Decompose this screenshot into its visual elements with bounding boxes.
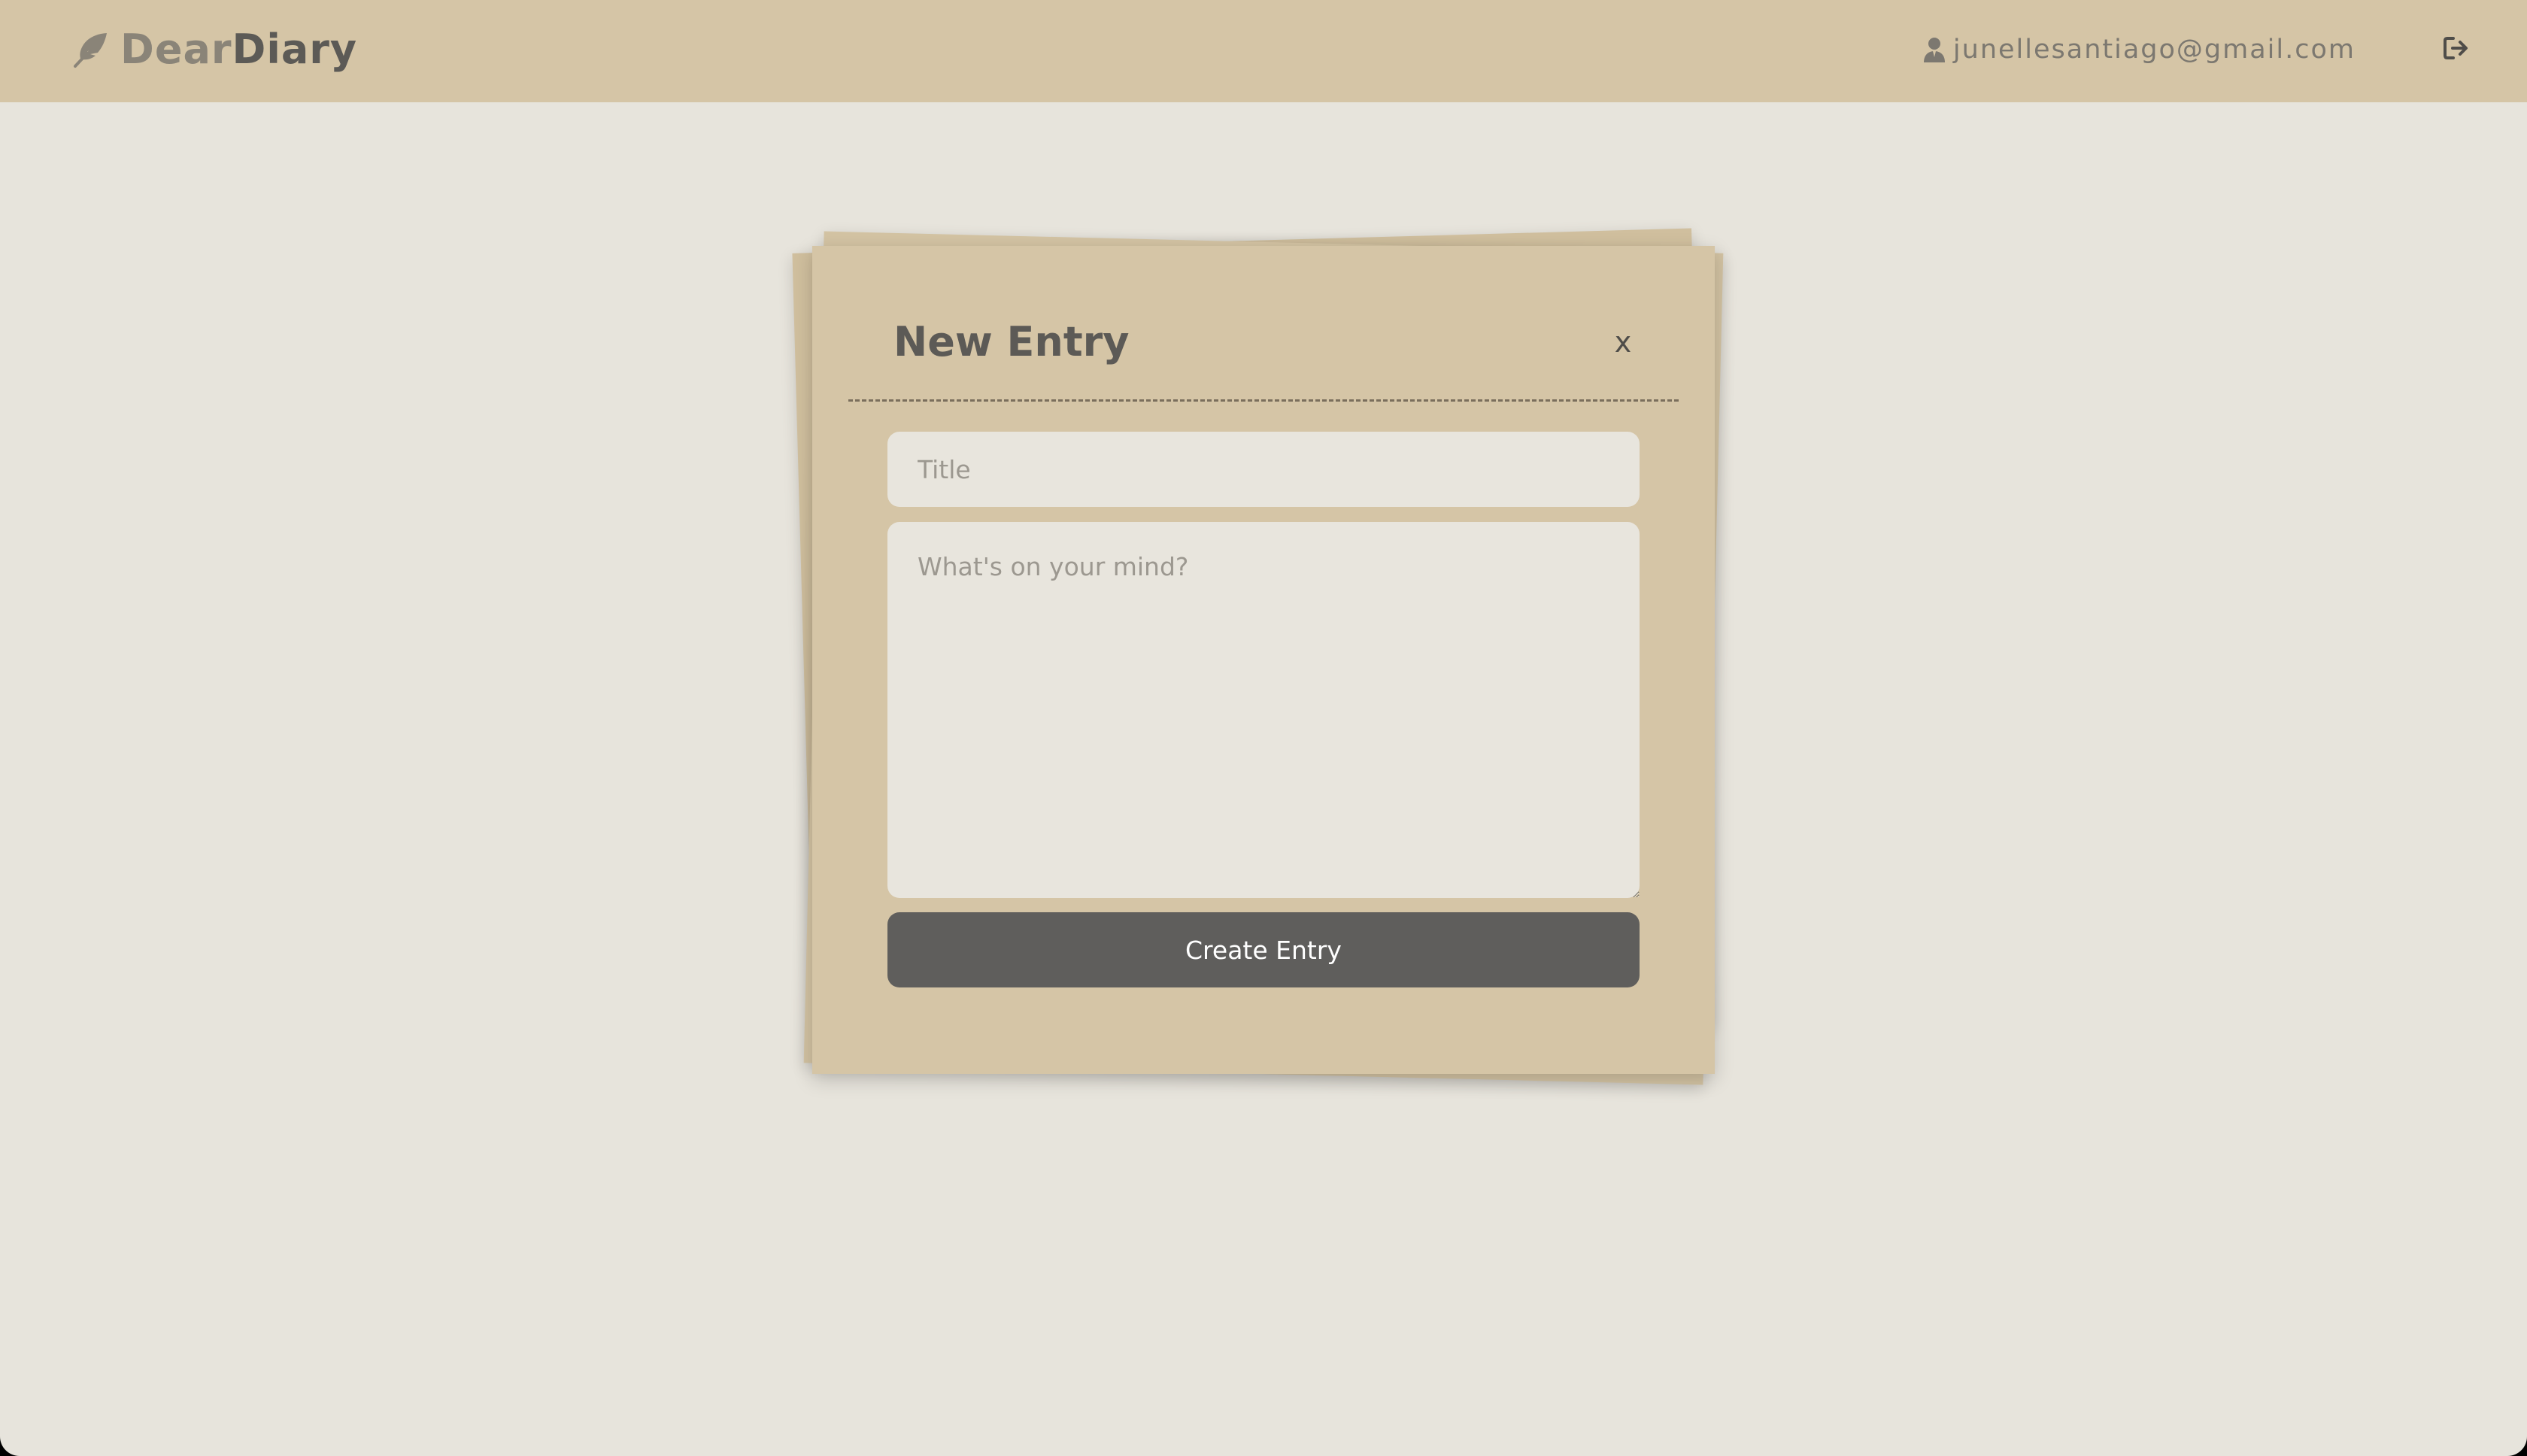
□ □ □ □ □
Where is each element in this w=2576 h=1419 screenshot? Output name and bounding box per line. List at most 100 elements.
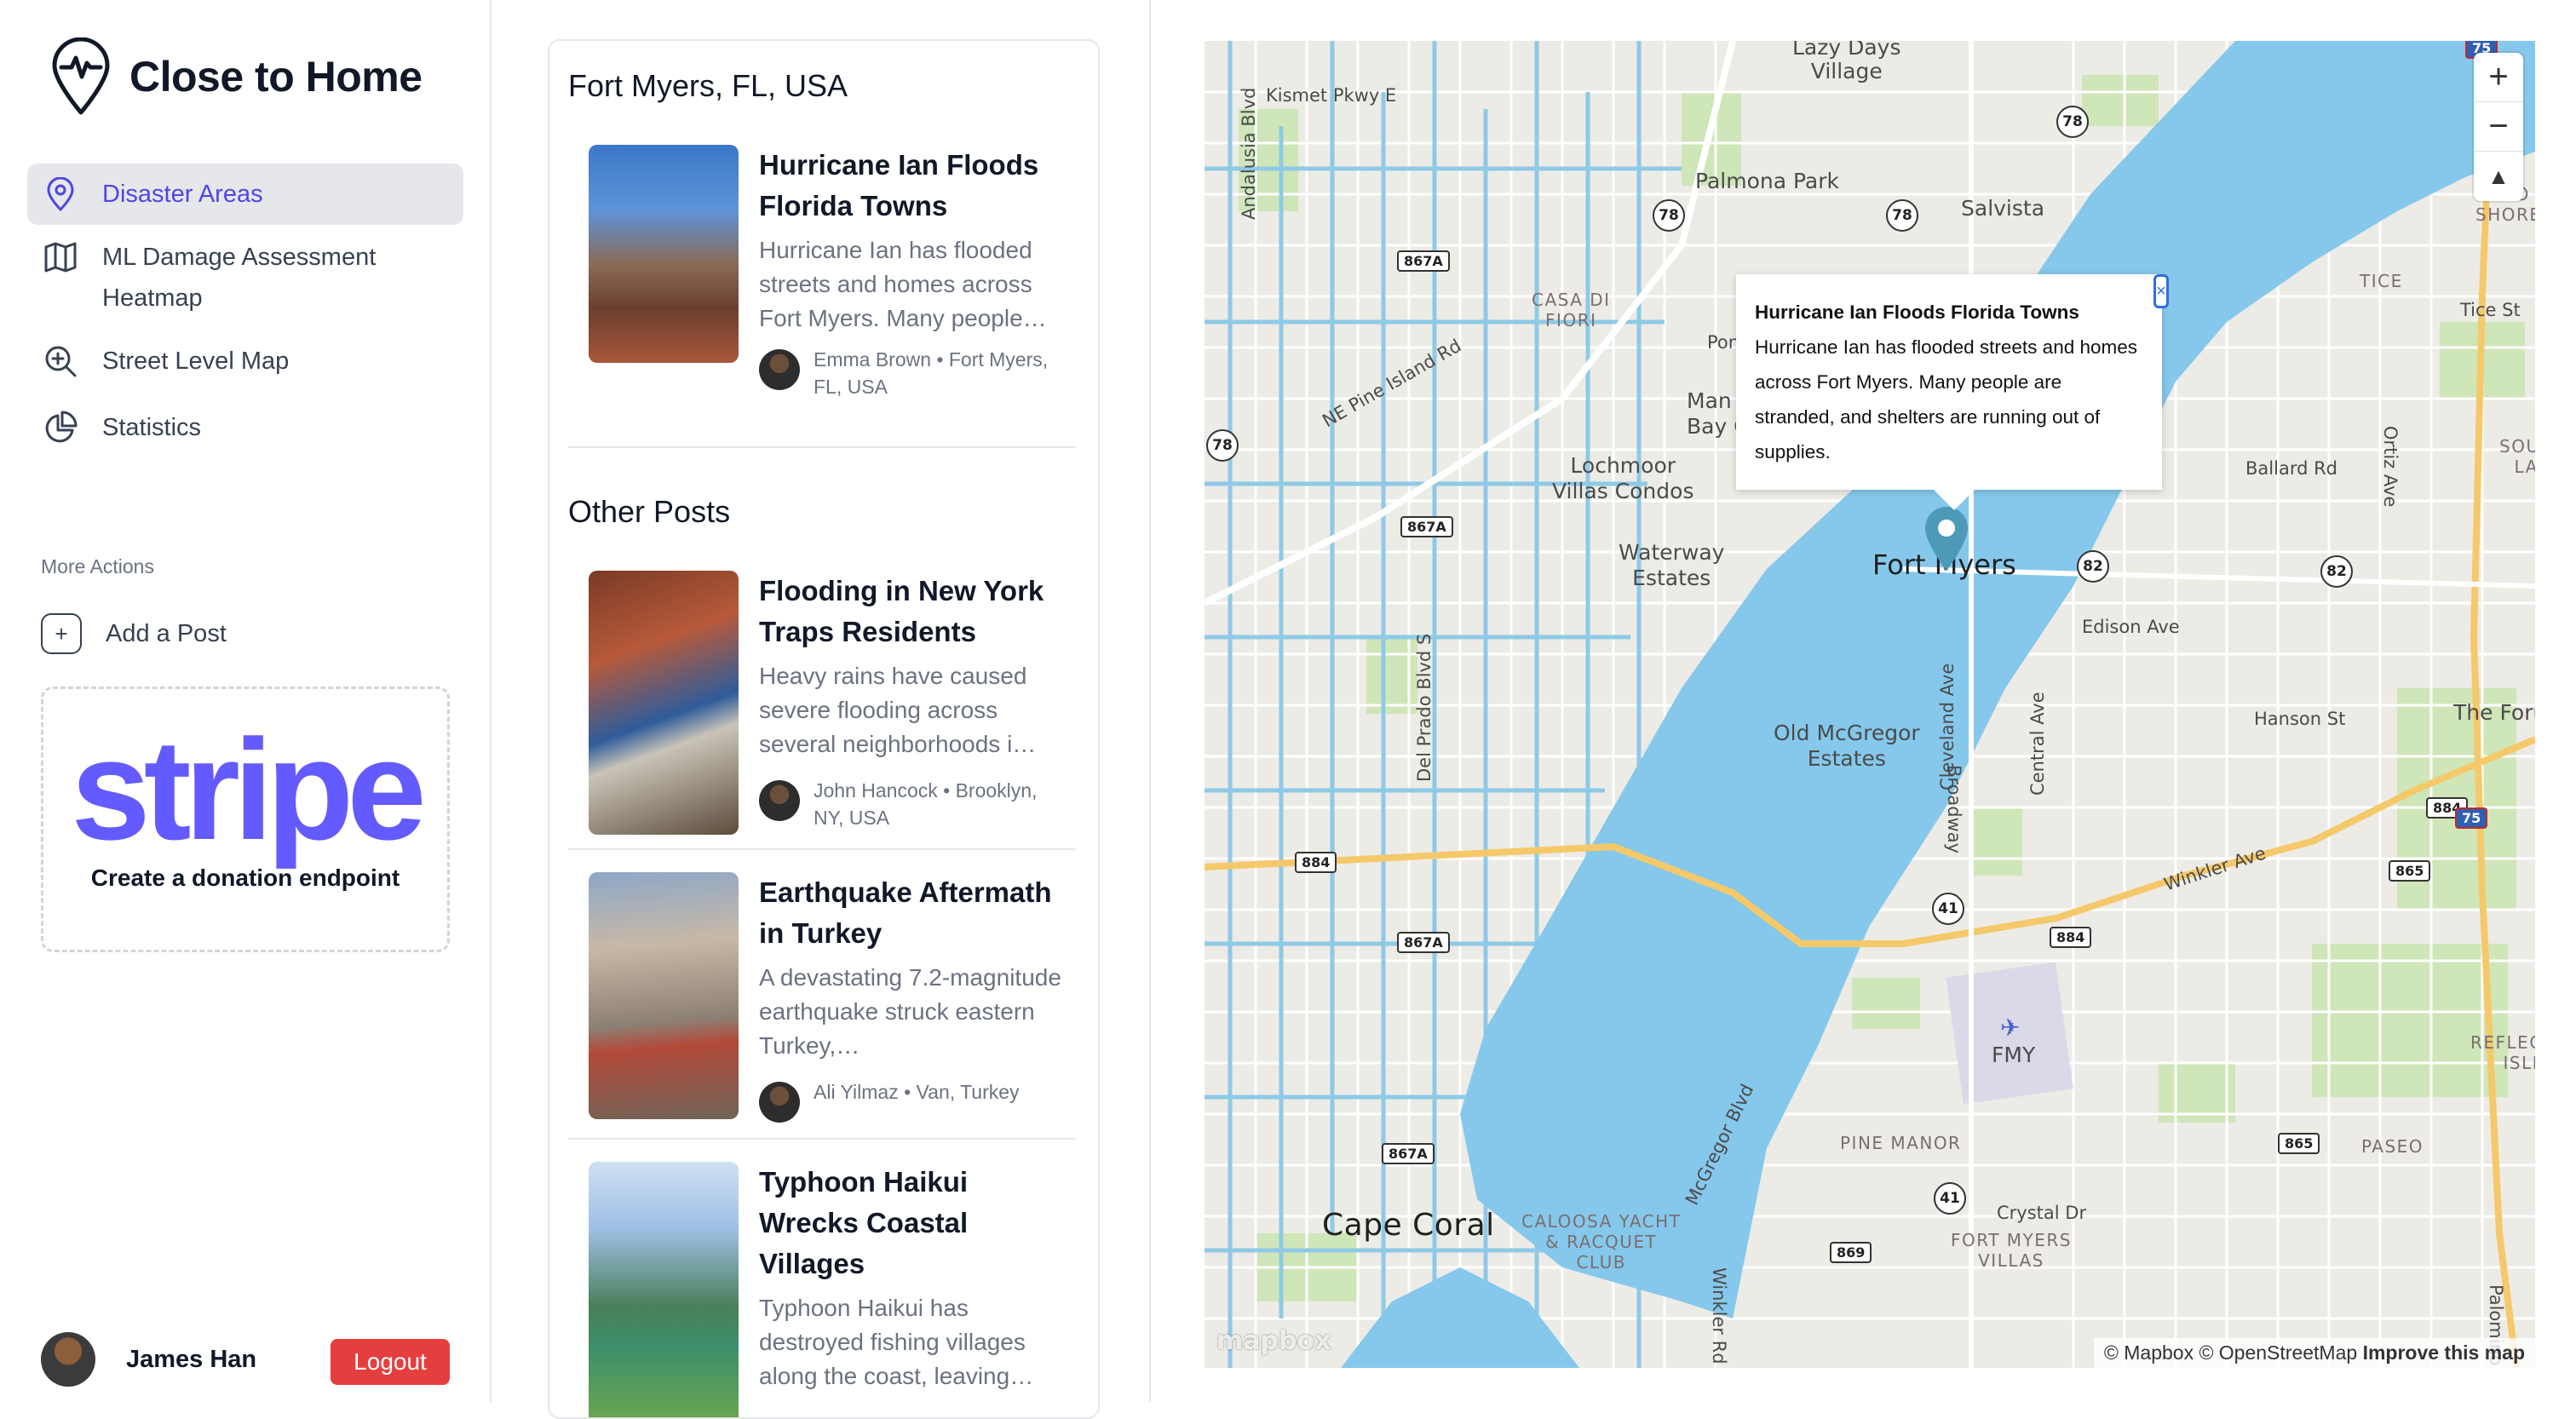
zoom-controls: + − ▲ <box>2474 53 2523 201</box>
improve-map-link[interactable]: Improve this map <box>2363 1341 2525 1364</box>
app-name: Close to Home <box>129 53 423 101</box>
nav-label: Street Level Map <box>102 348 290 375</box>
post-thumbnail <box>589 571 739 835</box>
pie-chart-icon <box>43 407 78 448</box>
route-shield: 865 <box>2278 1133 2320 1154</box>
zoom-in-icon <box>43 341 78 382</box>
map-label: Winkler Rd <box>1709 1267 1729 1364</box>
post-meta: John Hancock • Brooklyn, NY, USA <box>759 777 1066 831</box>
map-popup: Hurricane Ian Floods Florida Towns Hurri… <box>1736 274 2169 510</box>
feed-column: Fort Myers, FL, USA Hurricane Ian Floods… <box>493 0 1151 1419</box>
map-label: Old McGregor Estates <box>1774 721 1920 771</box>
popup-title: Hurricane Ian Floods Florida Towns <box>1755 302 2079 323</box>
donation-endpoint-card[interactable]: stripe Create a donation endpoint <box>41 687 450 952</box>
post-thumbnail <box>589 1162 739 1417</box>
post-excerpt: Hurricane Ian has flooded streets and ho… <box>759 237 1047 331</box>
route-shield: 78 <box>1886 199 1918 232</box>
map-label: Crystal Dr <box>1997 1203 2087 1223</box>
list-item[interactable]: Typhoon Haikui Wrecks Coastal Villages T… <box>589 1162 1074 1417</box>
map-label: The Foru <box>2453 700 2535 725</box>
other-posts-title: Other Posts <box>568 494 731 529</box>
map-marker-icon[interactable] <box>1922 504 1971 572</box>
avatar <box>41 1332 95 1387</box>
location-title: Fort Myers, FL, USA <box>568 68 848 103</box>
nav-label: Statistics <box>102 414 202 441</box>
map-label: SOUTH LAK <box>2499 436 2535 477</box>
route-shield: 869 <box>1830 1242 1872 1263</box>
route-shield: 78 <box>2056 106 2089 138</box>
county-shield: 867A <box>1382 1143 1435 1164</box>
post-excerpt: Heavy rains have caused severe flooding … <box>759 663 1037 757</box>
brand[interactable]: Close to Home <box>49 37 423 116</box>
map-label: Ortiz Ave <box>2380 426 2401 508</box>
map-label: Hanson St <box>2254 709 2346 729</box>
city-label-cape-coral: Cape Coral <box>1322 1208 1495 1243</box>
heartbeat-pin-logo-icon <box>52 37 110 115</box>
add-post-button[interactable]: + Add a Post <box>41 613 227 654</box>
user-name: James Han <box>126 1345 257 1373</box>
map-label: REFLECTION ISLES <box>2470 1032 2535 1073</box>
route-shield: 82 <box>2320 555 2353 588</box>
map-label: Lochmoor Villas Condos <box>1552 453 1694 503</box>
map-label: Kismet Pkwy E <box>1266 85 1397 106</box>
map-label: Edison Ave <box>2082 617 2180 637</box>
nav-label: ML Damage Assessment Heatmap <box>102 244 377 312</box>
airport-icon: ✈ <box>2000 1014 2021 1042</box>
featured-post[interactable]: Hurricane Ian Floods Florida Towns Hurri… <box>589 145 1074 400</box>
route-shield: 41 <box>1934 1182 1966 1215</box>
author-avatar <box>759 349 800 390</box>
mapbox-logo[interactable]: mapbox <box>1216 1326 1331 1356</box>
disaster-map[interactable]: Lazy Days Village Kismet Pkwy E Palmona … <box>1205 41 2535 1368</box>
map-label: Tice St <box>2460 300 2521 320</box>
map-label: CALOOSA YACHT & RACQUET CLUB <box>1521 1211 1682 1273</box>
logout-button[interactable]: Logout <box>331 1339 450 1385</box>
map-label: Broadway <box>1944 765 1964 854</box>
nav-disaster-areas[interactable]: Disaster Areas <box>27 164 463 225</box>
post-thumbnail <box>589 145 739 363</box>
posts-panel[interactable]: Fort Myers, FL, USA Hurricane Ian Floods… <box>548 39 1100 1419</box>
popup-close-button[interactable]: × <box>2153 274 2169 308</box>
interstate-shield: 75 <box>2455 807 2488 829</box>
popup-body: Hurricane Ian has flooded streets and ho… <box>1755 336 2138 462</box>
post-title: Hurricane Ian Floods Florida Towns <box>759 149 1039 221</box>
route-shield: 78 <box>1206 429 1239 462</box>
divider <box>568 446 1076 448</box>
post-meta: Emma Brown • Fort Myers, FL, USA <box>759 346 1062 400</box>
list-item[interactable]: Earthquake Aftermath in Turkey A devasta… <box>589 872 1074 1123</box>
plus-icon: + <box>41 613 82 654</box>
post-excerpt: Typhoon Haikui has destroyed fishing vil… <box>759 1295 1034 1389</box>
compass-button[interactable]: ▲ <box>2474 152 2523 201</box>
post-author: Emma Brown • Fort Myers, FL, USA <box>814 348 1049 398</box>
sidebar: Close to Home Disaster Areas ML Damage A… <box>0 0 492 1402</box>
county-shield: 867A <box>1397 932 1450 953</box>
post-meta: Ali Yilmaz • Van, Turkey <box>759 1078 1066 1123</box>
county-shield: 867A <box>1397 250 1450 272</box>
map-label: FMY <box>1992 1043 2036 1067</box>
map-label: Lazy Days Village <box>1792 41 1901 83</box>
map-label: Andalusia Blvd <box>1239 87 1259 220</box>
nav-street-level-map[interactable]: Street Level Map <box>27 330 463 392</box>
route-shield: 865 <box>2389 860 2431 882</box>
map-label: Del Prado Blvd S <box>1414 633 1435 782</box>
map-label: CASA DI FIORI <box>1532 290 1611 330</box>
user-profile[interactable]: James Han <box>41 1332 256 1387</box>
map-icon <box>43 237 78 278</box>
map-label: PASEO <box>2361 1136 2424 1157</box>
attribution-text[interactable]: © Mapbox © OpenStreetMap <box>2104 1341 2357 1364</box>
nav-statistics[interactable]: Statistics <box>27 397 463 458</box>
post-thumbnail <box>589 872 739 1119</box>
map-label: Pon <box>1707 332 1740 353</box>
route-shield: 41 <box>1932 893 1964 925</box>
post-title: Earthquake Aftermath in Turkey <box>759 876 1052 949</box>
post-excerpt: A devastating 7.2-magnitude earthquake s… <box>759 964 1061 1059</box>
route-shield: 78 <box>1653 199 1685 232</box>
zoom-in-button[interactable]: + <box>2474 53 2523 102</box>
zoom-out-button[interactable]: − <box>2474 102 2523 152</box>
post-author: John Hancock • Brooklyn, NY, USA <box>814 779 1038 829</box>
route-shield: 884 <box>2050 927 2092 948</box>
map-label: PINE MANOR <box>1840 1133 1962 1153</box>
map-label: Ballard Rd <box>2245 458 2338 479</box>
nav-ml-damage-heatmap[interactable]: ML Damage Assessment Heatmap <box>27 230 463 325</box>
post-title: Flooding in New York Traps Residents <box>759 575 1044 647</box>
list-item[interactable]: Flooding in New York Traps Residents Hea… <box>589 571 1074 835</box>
□ □ □ □ □
What to work on: Could you reproduce, word for word, the lines starting with the one that contains "Where is each" and ending with the one that contains "map-label: Hanson St", including both, and leave the pictures out?

Task response:
Where is each element in this w=2576 h=1419 screenshot? Output name and bounding box per line. List at most 100 elements.
zoom-controls: + − ▲ <box>2474 53 2523 201</box>
improve-map-link[interactable]: Improve this map <box>2363 1341 2525 1364</box>
app-name: Close to Home <box>129 53 423 101</box>
nav-label: Street Level Map <box>102 348 290 375</box>
post-thumbnail <box>589 571 739 835</box>
pie-chart-icon <box>43 407 78 448</box>
route-shield: 865 <box>2278 1133 2320 1154</box>
zoom-in-icon <box>43 341 78 382</box>
map-label: Winkler Rd <box>1709 1267 1729 1364</box>
post-meta: John Hancock • Brooklyn, NY, USA <box>759 777 1066 831</box>
map-popup: Hurricane Ian Floods Florida Towns Hurri… <box>1736 274 2169 510</box>
feed-column: Fort Myers, FL, USA Hurricane Ian Floods… <box>493 0 1151 1419</box>
map-label: Old McGregor Estates <box>1774 721 1920 771</box>
popup-title: Hurricane Ian Floods Florida Towns <box>1755 302 2079 323</box>
donation-endpoint-card[interactable]: stripe Create a donation endpoint <box>41 687 450 952</box>
post-thumbnail <box>589 1162 739 1417</box>
post-excerpt: Hurricane Ian has flooded streets and ho… <box>759 237 1047 331</box>
route-shield: 78 <box>1886 199 1918 232</box>
map-label: Crystal Dr <box>1997 1203 2087 1223</box>
list-item[interactable]: Typhoon Haikui Wrecks Coastal Villages T… <box>589 1162 1074 1417</box>
map-label: The Foru <box>2453 700 2535 725</box>
other-posts-title: Other Posts <box>568 494 731 529</box>
map-marker-icon[interactable] <box>1922 504 1971 572</box>
avatar <box>41 1332 95 1387</box>
location-title: Fort Myers, FL, USA <box>568 68 848 103</box>
nav-label: Statistics <box>102 414 202 441</box>
map-label: SOUTH LAK <box>2499 436 2535 477</box>
route-shield: 869 <box>1830 1242 1872 1263</box>
route-shield: 78 <box>2056 106 2089 138</box>
county-shield: 867A <box>1382 1143 1435 1164</box>
post-excerpt: Heavy rains have caused severe flooding … <box>759 663 1037 757</box>
brand[interactable]: Close to Home <box>49 37 423 116</box>
map-label: Ortiz Ave <box>2380 426 2401 508</box>
map-label: Hanson St <box>2254 709 2346 729</box>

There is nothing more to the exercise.